Find the lines with the string "that" and return them.

Data entries:
───
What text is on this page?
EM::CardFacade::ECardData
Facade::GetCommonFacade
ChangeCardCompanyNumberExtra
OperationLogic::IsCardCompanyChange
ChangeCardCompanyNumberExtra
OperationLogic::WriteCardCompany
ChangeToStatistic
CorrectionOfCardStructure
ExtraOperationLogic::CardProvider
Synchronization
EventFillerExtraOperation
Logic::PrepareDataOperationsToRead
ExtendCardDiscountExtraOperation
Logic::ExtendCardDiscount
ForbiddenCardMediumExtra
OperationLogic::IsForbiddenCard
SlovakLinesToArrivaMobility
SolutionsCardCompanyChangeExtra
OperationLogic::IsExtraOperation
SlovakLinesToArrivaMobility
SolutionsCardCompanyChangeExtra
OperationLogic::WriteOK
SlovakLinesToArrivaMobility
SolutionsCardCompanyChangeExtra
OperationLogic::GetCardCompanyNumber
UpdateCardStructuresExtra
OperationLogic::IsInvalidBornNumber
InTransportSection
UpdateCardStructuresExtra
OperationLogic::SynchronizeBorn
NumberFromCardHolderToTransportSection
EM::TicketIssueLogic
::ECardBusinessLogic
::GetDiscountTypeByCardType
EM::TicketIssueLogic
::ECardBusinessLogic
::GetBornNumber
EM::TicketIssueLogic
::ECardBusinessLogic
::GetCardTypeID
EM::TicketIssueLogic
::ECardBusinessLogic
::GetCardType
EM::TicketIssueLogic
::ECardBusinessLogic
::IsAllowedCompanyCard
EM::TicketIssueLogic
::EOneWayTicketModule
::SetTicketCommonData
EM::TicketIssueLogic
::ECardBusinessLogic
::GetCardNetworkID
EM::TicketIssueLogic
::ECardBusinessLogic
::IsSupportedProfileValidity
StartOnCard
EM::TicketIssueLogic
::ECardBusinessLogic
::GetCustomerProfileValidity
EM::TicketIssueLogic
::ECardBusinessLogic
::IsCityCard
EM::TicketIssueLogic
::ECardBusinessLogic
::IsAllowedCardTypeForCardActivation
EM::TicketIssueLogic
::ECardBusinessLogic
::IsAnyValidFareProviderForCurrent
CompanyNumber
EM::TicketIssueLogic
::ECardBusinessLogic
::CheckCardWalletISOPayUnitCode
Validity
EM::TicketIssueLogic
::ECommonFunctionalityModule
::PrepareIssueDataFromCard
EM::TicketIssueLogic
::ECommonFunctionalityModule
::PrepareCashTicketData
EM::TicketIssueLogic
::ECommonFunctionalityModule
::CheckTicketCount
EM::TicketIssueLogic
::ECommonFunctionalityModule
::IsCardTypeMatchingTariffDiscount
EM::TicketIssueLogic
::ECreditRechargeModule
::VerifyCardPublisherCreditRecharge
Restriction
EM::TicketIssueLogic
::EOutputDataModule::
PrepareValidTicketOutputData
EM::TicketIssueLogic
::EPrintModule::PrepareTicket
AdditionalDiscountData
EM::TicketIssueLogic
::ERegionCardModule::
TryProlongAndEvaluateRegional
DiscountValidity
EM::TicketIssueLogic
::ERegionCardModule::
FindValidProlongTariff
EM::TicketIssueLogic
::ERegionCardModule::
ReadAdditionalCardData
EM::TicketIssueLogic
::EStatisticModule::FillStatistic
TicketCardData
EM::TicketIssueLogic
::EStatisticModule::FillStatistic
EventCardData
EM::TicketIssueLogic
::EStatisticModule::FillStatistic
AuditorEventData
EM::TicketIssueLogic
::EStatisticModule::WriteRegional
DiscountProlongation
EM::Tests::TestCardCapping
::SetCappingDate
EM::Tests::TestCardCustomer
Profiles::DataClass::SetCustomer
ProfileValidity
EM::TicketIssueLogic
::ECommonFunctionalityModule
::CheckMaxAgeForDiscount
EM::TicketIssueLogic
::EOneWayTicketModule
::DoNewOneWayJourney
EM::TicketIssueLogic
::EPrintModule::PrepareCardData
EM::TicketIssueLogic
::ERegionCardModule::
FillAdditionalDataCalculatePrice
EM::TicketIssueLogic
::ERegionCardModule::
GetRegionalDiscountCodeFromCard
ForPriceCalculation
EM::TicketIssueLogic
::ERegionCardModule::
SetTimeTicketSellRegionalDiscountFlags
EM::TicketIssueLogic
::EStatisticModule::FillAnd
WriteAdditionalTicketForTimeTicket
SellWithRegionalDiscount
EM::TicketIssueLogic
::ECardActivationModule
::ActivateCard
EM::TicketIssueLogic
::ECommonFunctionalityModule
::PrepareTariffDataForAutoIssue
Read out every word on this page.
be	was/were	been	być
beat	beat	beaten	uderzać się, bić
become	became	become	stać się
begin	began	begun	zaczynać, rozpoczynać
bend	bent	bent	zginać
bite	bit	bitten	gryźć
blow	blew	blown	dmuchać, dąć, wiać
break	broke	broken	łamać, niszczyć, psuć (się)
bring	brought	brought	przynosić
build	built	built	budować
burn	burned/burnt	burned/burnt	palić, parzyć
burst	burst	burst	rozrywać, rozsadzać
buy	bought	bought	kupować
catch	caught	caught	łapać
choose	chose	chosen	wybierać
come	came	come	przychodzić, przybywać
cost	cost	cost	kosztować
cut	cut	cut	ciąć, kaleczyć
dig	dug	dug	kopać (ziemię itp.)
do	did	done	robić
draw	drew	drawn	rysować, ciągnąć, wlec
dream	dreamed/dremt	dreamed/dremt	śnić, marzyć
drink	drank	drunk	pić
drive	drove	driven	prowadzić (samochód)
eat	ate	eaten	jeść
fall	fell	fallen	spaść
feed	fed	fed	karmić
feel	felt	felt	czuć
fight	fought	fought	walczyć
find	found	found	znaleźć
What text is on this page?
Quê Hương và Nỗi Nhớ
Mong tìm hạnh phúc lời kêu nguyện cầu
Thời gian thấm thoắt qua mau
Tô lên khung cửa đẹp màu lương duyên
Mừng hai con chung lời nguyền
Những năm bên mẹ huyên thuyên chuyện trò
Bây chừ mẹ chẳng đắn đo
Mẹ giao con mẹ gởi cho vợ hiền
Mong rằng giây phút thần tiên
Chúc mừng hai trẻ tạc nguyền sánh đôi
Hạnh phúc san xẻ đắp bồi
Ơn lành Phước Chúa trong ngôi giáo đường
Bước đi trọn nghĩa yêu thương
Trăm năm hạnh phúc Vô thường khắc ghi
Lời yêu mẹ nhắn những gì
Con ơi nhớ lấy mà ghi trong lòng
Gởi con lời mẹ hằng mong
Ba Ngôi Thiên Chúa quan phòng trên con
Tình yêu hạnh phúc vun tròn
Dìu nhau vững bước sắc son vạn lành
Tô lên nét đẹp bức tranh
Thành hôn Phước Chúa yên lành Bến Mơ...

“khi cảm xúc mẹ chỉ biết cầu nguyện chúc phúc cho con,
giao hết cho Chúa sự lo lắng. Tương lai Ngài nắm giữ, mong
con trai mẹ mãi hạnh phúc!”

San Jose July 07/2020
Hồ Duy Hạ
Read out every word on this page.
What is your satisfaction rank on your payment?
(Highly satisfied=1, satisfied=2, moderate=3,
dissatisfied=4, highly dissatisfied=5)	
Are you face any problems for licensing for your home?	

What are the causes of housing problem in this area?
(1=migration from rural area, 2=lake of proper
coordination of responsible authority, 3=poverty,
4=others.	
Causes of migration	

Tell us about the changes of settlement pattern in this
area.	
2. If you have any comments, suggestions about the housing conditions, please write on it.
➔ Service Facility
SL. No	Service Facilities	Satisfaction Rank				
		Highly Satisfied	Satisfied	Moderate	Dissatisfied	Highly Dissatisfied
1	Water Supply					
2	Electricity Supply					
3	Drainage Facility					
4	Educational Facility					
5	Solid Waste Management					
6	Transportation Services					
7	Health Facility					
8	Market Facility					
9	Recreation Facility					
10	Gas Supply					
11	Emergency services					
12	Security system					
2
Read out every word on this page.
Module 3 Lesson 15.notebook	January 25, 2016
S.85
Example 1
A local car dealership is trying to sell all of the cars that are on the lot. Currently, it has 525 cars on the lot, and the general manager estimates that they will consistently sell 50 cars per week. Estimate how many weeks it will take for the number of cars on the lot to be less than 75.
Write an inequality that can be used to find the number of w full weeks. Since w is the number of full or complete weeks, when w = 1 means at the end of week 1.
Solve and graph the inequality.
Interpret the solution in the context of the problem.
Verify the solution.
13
───
> [Full solution]
A local car dealership is trying to sell all of the cars that are on the lot. Currently, it has 525 cars on the lot, and the general manager estimates that they will consistently sell 50 cars per week. Estimate how many weeks it will take for the number of cars on the lot to be less than 75.
Write an inequality that can be used to find the number of w full weeks. Since w is the number of full or complete weeks, when w = 1 means at the end of week 1.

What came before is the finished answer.